Without the pictures, reproduce the records that follow exactly.

BEGIN DATA FOR PROCESSING

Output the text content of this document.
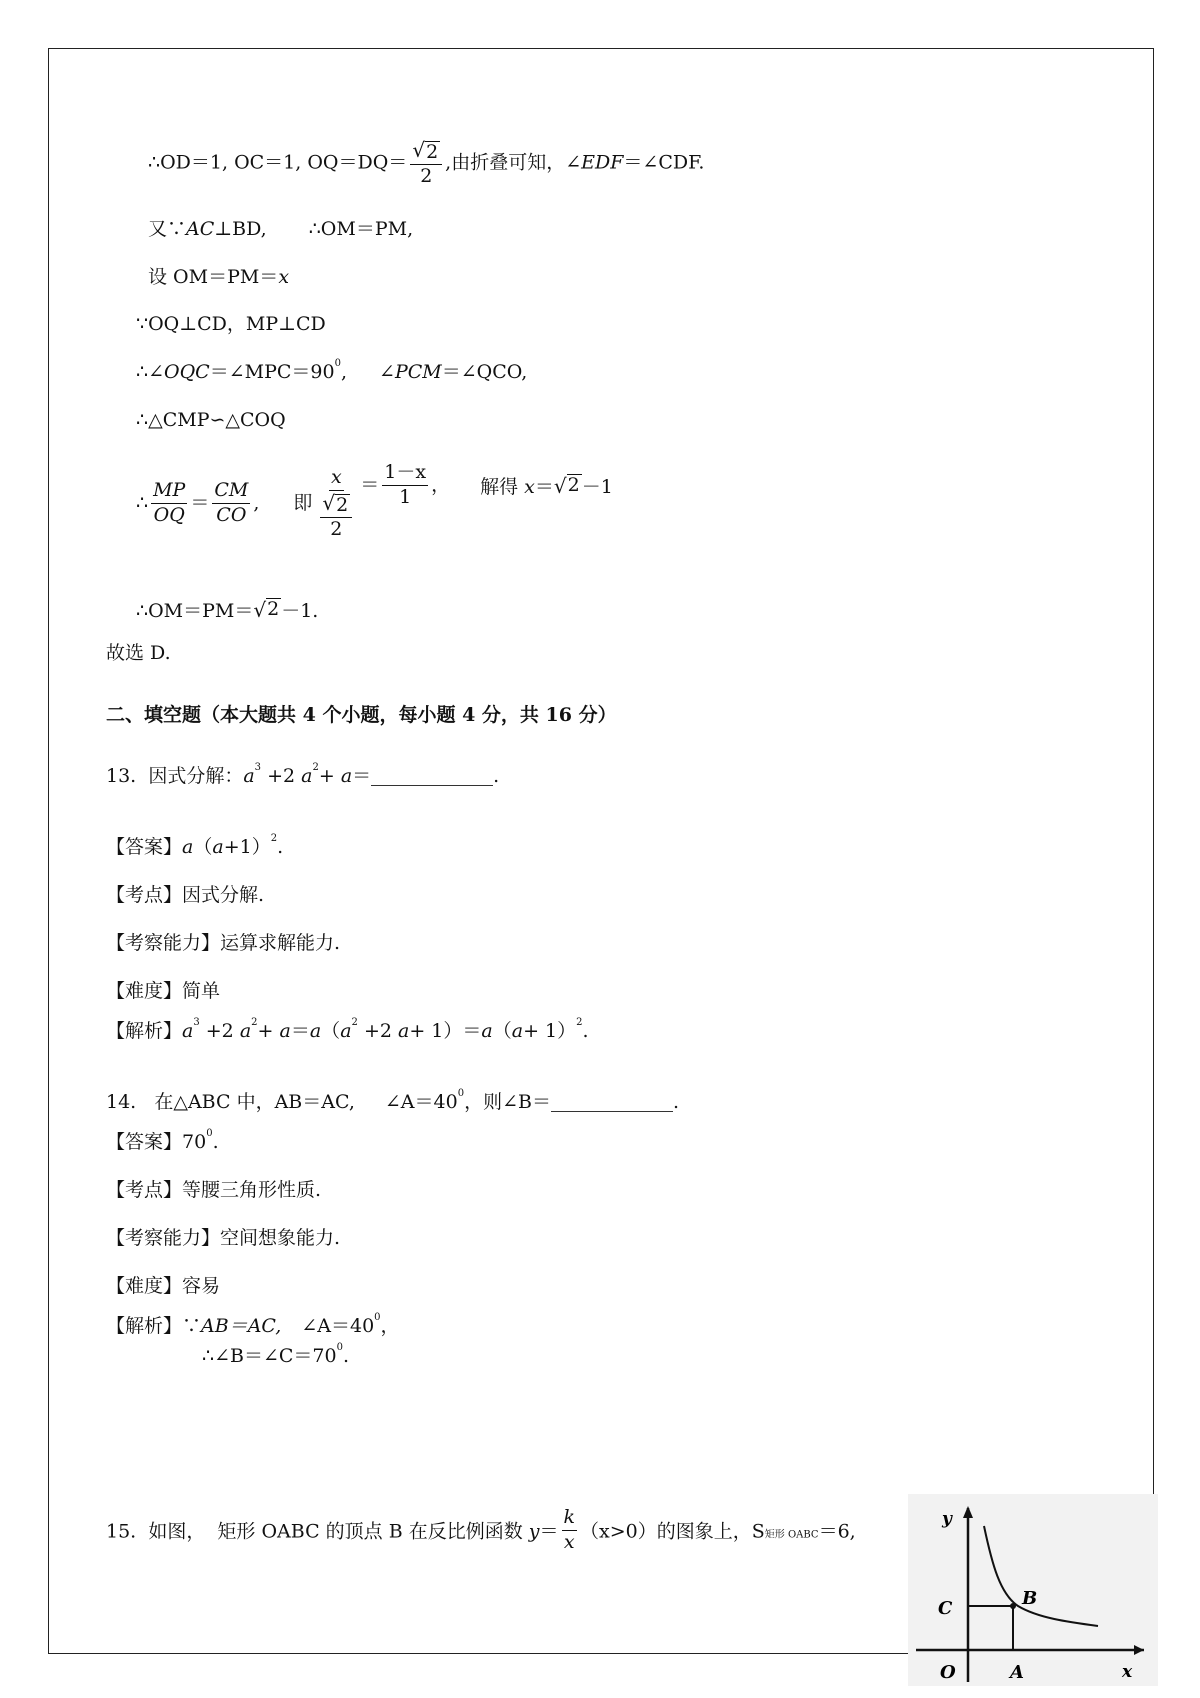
∴OD＝1, OC＝1, $OQ=DQ= \frac{√ 2}{2}$ ,由折叠可知，∠EDF＝∠CDF.
又∵AC⊥BD, ∴OM＝PM,
设 OM＝PM＝x
∵OQ⊥CD，MP⊥CD
$\therefore\angle OQC=\angle MPC=90^0$, ∠PCM＝∠QCO,
∴△CMP∽△COQ
∴ $\frac{MP}{OQ} = \frac{CM}{CO}$ , 即 $\frac{x}{\frac{√ 2}{2}} = \frac{1-x}{1}$ ， 解得 x＝ √ 2 －1
∴OM＝PM＝ √ 2 －1.
故选 D.
二、填空题（本大题共 4 个小题，每小题 4 分，共 16 分）
13. 因式分解：$a^3 +2$ $a^2+ a=$	.
【答案】$a(a+1)^2$.
【考点】因式分解.
【考察能力】运算求解能力.
【难度】简单
【解析】$a^3 +2$ $a^2+ a=a(a^2 +2$ $a+ 1)=a(a+ 1)^2$.
14. 在△ABC 中，AB＝AC, $\angle A=40^0$，则∠B＝	.
【答案】$70^0$.
【考点】等腰三角形性质.
【考察能力】空间想象能力.
【难度】容易
【解析】∵AB＝AC, $\angle A=40^0$，
$\therefore\angle B=\angle C=70^0$.
15. 如图， 矩形 OABC 的顶点 B 在反比例函数 $y= \frac{k}{x} (x>0)$的图象上，S矩形 OABC＝6,
y
x
O	A
B
C
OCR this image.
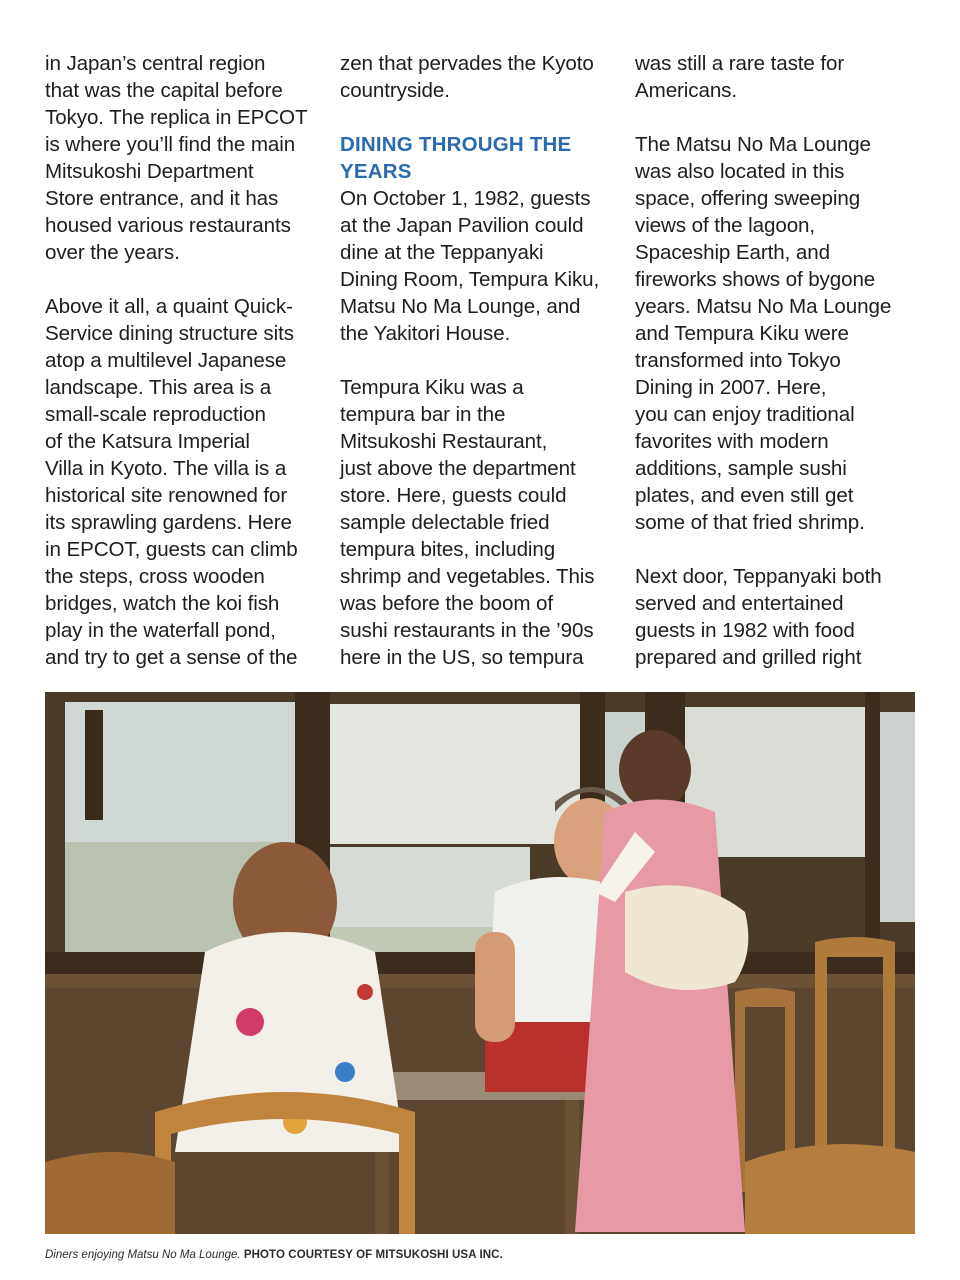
in Japan’s central region
that was the capital before
Tokyo. The replica in EPCOT
is where you’ll find the main
Mitsukoshi Department
Store entrance, and it has
housed various restaurants
over the years.
Above it all, a quaint Quick-
Service dining structure sits
atop a multilevel Japanese
landscape. This area is a
small-scale reproduction
of the Katsura Imperial
Villa in Kyoto. The villa is a
historical site renowned for
its sprawling gardens. Here
in EPCOT, guests can climb
the steps, cross wooden
bridges, watch the koi fish
play in the waterfall pond,
and try to get a sense of the
zen that pervades the Kyoto
countryside.
DINING THROUGH THE
YEARS
On October 1, 1982, guests
at the Japan Pavilion could
dine at the Teppanyaki
Dining Room, Tempura Kiku,
Matsu No Ma Lounge, and
the Yakitori House.
Tempura Kiku was a
tempura bar in the
Mitsukoshi Restaurant,
just above the department
store. Here, guests could
sample delectable fried
tempura bites, including
shrimp and vegetables. This
was before the boom of
sushi restaurants in the ’90s
here in the US, so tempura
was still a rare taste for
Americans.
The Matsu No Ma Lounge
was also located in this
space, offering sweeping
views of the lagoon,
Spaceship Earth, and
fireworks shows of bygone
years. Matsu No Ma Lounge
and Tempura Kiku were
transformed into Tokyo
Dining in 2007. Here,
you can enjoy traditional
favorites with modern
additions, sample sushi
plates, and even still get
some of that fried shrimp.
Next door, Teppanyaki both
served and entertained
guests in 1982 with food
prepared and grilled right
Diners enjoying Matsu No Ma Lounge. PHOTO COURTESY OF MITSUKOSHI USA INC.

END DATA FOR PROCESSING

**OUTPUT FOR THIS EXERCISE**
Output the text content of this document.
∴OD＝1, OC＝1, $OQ=DQ= \frac{√ 2}{2}$ ,由折叠可知，∠EDF＝∠CDF.
又∵AC⊥BD, ∴OM＝PM,
设 OM＝PM＝x
∵OQ⊥CD，MP⊥CD
$\therefore\angle OQC=\angle MPC=90^0$, ∠PCM＝∠QCO,
∴△CMP∽△COQ
∴ $\frac{MP}{OQ} = \frac{CM}{CO}$ , 即 $\frac{x}{\frac{√ 2}{2}} = \frac{1-x}{1}$ ， 解得 x＝ √ 2 －1
∴OM＝PM＝ √ 2 －1.
故选 D.
二、填空题（本大题共 4 个小题，每小题 4 分，共 16 分）
13. 因式分解：$a^3 +2$ $a^2+ a=$	.
【答案】$a(a+1)^2$.
【考点】因式分解.
【考察能力】运算求解能力.
【难度】简单
【解析】$a^3 +2$ $a^2+ a=a(a^2 +2$ $a+ 1)=a(a+ 1)^2$.
14. 在△ABC 中，AB＝AC, $\angle A=40^0$，则∠B＝	.
【答案】$70^0$.
【考点】等腰三角形性质.
【考察能力】空间想象能力.
【难度】容易
【解析】∵AB＝AC, $\angle A=40^0$，
$\therefore\angle B=\angle C=70^0$.
15. 如图， 矩形 OABC 的顶点 B 在反比例函数 $y= \frac{k}{x} (x>0)$的图象上，S矩形 OABC＝6,
y
x
O	A
B
C
OCR this image.
in Japan’s central region
that was the capital before
Tokyo. The replica in EPCOT
is where you’ll find the main
Mitsukoshi Department
Store entrance, and it has
housed various restaurants
over the years.
Above it all, a quaint Quick-
Service dining structure sits
atop a multilevel Japanese
landscape. This area is a
small-scale reproduction
of the Katsura Imperial
Villa in Kyoto. The villa is a
historical site renowned for
its sprawling gardens. Here
in EPCOT, guests can climb
the steps, cross wooden
bridges, watch the koi fish
play in the waterfall pond,
and try to get a sense of the
zen that pervades the Kyoto
countryside.
DINING THROUGH THE
YEARS
On October 1, 1982, guests
at the Japan Pavilion could
dine at the Teppanyaki
Dining Room, Tempura Kiku,
Matsu No Ma Lounge, and
the Yakitori House.
Tempura Kiku was a
tempura bar in the
Mitsukoshi Restaurant,
just above the department
store. Here, guests could
sample delectable fried
tempura bites, including
shrimp and vegetables. This
was before the boom of
sushi restaurants in the ’90s
here in the US, so tempura
was still a rare taste for
Americans.
The Matsu No Ma Lounge
was also located in this
space, offering sweeping
views of the lagoon,
Spaceship Earth, and
fireworks shows of bygone
years. Matsu No Ma Lounge
and Tempura Kiku were
transformed into Tokyo
Dining in 2007. Here,
you can enjoy traditional
favorites with modern
additions, sample sushi
plates, and even still get
some of that fried shrimp.
Next door, Teppanyaki both
served and entertained
guests in 1982 with food
prepared and grilled right
Diners enjoying Matsu No Ma Lounge. PHOTO COURTESY OF MITSUKOSHI USA INC.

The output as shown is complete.